[Aim of the task]: All records are to be retyped faithfully and completely.

Chart and figure data:
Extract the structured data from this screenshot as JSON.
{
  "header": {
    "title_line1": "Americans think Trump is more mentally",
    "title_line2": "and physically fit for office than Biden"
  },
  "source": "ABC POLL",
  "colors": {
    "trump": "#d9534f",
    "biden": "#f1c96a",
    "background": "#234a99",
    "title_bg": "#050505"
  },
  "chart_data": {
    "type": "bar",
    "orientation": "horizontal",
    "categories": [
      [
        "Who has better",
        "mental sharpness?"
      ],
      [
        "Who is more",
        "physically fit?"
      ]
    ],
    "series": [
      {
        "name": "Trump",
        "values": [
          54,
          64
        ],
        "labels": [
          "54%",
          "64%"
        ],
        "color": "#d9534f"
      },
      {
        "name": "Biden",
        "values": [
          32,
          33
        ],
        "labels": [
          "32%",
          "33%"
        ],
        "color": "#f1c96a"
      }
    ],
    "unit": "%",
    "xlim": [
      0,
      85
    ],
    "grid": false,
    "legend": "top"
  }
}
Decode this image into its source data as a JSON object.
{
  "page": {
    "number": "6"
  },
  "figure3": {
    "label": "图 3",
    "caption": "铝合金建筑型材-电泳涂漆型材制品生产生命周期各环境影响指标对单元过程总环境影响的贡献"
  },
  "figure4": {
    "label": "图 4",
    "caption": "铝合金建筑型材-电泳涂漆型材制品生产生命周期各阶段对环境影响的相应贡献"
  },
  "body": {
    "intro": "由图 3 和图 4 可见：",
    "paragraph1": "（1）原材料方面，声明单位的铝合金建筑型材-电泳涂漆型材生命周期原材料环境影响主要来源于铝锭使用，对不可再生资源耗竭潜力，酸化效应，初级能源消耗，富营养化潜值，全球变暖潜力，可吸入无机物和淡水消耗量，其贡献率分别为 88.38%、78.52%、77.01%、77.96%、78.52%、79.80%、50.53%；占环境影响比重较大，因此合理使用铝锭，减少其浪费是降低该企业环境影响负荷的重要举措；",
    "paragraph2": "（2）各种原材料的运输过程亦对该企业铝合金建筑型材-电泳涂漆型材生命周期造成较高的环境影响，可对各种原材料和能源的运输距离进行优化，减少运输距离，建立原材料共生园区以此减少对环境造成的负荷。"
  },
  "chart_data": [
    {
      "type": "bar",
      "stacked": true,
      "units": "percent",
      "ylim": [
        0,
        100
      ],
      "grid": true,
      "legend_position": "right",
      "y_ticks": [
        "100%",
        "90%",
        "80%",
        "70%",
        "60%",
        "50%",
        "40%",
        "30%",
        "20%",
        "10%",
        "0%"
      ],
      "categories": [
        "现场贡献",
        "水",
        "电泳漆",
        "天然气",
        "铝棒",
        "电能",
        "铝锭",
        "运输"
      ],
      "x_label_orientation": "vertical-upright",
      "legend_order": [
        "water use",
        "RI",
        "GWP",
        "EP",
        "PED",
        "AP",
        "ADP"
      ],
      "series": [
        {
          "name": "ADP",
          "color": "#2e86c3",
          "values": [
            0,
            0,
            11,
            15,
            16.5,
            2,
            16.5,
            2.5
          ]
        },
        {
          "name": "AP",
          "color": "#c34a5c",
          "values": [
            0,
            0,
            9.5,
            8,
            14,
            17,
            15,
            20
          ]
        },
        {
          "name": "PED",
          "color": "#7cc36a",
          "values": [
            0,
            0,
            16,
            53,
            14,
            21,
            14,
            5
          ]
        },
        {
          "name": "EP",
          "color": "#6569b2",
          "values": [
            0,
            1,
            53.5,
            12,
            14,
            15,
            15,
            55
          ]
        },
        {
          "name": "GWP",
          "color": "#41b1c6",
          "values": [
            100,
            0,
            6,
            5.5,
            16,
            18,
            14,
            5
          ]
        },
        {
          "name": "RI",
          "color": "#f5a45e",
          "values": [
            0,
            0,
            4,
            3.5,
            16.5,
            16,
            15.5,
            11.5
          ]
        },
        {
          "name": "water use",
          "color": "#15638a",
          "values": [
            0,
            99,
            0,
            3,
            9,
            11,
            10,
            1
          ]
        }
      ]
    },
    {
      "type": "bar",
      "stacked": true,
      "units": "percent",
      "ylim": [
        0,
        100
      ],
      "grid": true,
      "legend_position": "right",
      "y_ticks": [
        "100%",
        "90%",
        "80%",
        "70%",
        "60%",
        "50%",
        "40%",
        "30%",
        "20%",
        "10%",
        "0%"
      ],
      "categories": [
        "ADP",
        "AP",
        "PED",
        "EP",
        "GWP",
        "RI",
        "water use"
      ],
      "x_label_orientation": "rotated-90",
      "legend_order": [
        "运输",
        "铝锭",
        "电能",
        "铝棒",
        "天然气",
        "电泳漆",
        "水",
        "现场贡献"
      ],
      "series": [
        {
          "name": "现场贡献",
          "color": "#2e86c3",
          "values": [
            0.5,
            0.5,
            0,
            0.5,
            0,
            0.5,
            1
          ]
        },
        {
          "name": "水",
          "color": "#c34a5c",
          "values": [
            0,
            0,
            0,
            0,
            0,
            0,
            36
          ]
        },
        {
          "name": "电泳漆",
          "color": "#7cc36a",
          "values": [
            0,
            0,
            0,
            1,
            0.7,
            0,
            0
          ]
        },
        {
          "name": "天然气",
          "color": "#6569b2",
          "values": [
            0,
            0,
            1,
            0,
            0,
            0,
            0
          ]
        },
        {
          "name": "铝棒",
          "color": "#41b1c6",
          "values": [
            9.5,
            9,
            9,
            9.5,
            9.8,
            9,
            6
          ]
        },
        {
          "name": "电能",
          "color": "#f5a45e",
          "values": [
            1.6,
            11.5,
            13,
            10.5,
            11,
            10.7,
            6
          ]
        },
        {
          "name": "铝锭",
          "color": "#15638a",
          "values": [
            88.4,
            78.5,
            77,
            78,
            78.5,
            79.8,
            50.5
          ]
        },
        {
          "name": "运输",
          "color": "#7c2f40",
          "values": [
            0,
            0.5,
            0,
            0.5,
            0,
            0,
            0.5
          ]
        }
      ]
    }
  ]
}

[Result below]:
Extract the structured data from this screenshot as JSON.
{
  "header": {
    "title_line1": "Americans think Trump is more mentally",
    "title_line2": "and physically fit for office than Biden"
  },
  "source": "ABC POLL",
  "colors": {
    "trump": "#d9534f",
    "biden": "#f1c96a",
    "background": "#234a99",
    "title_bg": "#050505"
  },
  "chart_data": {
    "type": "bar",
    "orientation": "horizontal",
    "categories": [
      [
        "Who has better",
        "mental sharpness?"
      ],
      [
        "Who is more",
        "physically fit?"
      ]
    ],
    "series": [
      {
        "name": "Trump",
        "values": [
          54,
          64
        ],
        "labels": [
          "54%",
          "64%"
        ],
        "color": "#d9534f"
      },
      {
        "name": "Biden",
        "values": [
          32,
          33
        ],
        "labels": [
          "32%",
          "33%"
        ],
        "color": "#f1c96a"
      }
    ],
    "unit": "%",
    "xlim": [
      0,
      85
    ],
    "grid": false,
    "legend": "top"
  }
}
Decode this image into its source data as a JSON object.
{
  "page": {
    "number": "6"
  },
  "figure3": {
    "label": "图 3",
    "caption": "铝合金建筑型材-电泳涂漆型材制品生产生命周期各环境影响指标对单元过程总环境影响的贡献"
  },
  "figure4": {
    "label": "图 4",
    "caption": "铝合金建筑型材-电泳涂漆型材制品生产生命周期各阶段对环境影响的相应贡献"
  },
  "body": {
    "intro": "由图 3 和图 4 可见：",
    "paragraph1": "（1）原材料方面，声明单位的铝合金建筑型材-电泳涂漆型材生命周期原材料环境影响主要来源于铝锭使用，对不可再生资源耗竭潜力，酸化效应，初级能源消耗，富营养化潜值，全球变暖潜力，可吸入无机物和淡水消耗量，其贡献率分别为 88.38%、78.52%、77.01%、77.96%、78.52%、79.80%、50.53%；占环境影响比重较大，因此合理使用铝锭，减少其浪费是降低该企业环境影响负荷的重要举措；",
    "paragraph2": "（2）各种原材料的运输过程亦对该企业铝合金建筑型材-电泳涂漆型材生命周期造成较高的环境影响，可对各种原材料和能源的运输距离进行优化，减少运输距离，建立原材料共生园区以此减少对环境造成的负荷。"
  },
  "chart_data": [
    {
      "type": "bar",
      "stacked": true,
      "units": "percent",
      "ylim": [
        0,
        100
      ],
      "grid": true,
      "legend_position": "right",
      "y_ticks": [
        "100%",
        "90%",
        "80%",
        "70%",
        "60%",
        "50%",
        "40%",
        "30%",
        "20%",
        "10%",
        "0%"
      ],
      "categories": [
        "现场贡献",
        "水",
        "电泳漆",
        "天然气",
        "铝棒",
        "电能",
        "铝锭",
        "运输"
      ],
      "x_label_orientation": "vertical-upright",
      "legend_order": [
        "water use",
        "RI",
        "GWP",
        "EP",
        "PED",
        "AP",
        "ADP"
      ],
      "series": [
        {
          "name": "ADP",
          "color": "#2e86c3",
          "values": [
            0,
            0,
            11,
            15,
            16.5,
            2,
            16.5,
            2.5
          ]
        },
        {
          "name": "AP",
          "color": "#c34a5c",
          "values": [
            0,
            0,
            9.5,
            8,
            14,
            17,
            15,
            20
          ]
        },
        {
          "name": "PED",
          "color": "#7cc36a",
          "values": [
            0,
            0,
            16,
            53,
            14,
            21,
            14,
            5
          ]
        },
        {
          "name": "EP",
          "color": "#6569b2",
          "values": [
            0,
            1,
            53.5,
            12,
            14,
            15,
            15,
            55
          ]
        },
        {
          "name": "GWP",
          "color": "#41b1c6",
          "values": [
            100,
            0,
            6,
            5.5,
            16,
            18,
            14,
            5
          ]
        },
        {
          "name": "RI",
          "color": "#f5a45e",
          "values": [
            0,
            0,
            4,
            3.5,
            16.5,
            16,
            15.5,
            11.5
          ]
        },
        {
          "name": "water use",
          "color": "#15638a",
          "values": [
            0,
            99,
            0,
            3,
            9,
            11,
            10,
            1
          ]
        }
      ]
    },
    {
      "type": "bar",
      "stacked": true,
      "units": "percent",
      "ylim": [
        0,
        100
      ],
      "grid": true,
      "legend_position": "right",
      "y_ticks": [
        "100%",
        "90%",
        "80%",
        "70%",
        "60%",
        "50%",
        "40%",
        "30%",
        "20%",
        "10%",
        "0%"
      ],
      "categories": [
        "ADP",
        "AP",
        "PED",
        "EP",
        "GWP",
        "RI",
        "water use"
      ],
      "x_label_orientation": "rotated-90",
      "legend_order": [
        "运输",
        "铝锭",
        "电能",
        "铝棒",
        "天然气",
        "电泳漆",
        "水",
        "现场贡献"
      ],
      "series": [
        {
          "name": "现场贡献",
          "color": "#2e86c3",
          "values": [
            0.5,
            0.5,
            0,
            0.5,
            0,
            0.5,
            1
          ]
        },
        {
          "name": "水",
          "color": "#c34a5c",
          "values": [
            0,
            0,
            0,
            0,
            0,
            0,
            36
          ]
        },
        {
          "name": "电泳漆",
          "color": "#7cc36a",
          "values": [
            0,
            0,
            0,
            1,
            0.7,
            0,
            0
          ]
        },
        {
          "name": "天然气",
          "color": "#6569b2",
          "values": [
            0,
            0,
            1,
            0,
            0,
            0,
            0
          ]
        },
        {
          "name": "铝棒",
          "color": "#41b1c6",
          "values": [
            9.5,
            9,
            9,
            9.5,
            9.8,
            9,
            6
          ]
        },
        {
          "name": "电能",
          "color": "#f5a45e",
          "values": [
            1.6,
            11.5,
            13,
            10.5,
            11,
            10.7,
            6
          ]
        },
        {
          "name": "铝锭",
          "color": "#15638a",
          "values": [
            88.4,
            78.5,
            77,
            78,
            78.5,
            79.8,
            50.5
          ]
        },
        {
          "name": "运输",
          "color": "#7c2f40",
          "values": [
            0,
            0.5,
            0,
            0.5,
            0,
            0,
            0.5
          ]
        }
      ]
    }
  ]
}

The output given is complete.